__Exercise__.
Report the count of lines below that include "JSON", without any other text.

__Material supplied__.
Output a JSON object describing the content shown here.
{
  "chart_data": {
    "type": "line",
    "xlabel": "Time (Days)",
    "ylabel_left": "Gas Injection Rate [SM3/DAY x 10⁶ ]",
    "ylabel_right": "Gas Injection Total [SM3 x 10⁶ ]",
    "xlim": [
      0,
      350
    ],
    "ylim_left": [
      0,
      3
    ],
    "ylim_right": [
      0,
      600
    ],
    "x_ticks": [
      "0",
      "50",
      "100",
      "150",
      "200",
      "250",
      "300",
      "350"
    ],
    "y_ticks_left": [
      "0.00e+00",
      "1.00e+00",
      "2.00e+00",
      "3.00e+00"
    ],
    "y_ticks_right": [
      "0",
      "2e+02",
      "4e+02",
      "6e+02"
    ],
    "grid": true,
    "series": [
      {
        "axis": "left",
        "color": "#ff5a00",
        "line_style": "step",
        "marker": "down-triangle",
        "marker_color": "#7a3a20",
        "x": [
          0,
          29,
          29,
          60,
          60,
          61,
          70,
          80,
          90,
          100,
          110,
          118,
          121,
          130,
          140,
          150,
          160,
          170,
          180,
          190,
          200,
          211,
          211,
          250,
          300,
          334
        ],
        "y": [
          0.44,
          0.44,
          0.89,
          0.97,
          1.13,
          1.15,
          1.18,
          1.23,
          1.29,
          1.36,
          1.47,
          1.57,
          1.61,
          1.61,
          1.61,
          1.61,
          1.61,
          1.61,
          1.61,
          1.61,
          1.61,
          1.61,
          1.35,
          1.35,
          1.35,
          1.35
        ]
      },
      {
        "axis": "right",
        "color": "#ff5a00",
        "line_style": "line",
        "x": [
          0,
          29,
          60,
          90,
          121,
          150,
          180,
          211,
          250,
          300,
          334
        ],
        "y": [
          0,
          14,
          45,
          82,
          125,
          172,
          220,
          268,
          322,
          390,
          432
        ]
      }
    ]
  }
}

---

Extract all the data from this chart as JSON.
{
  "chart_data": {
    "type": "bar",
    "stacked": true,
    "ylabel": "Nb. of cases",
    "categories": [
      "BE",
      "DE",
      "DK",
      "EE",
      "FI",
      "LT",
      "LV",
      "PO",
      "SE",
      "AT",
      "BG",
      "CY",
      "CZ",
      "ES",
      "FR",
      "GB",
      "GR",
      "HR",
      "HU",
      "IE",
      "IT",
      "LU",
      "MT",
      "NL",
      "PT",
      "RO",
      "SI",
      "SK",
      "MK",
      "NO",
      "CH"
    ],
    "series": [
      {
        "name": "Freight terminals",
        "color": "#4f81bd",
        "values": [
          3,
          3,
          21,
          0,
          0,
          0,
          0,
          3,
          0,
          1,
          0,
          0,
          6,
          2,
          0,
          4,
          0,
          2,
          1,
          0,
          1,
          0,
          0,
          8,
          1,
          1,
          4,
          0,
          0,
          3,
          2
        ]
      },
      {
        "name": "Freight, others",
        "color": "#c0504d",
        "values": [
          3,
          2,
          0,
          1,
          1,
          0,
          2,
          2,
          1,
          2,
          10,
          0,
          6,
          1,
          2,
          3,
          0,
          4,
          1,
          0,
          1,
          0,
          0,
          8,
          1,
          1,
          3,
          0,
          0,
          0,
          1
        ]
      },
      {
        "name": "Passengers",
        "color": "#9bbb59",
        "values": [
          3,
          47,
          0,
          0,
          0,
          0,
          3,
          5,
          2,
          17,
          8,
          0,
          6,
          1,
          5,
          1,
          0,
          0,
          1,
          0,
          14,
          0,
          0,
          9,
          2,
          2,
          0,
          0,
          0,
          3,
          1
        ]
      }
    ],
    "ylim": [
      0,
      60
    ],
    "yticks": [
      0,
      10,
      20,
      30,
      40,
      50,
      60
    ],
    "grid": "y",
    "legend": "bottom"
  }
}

__The solution__.
2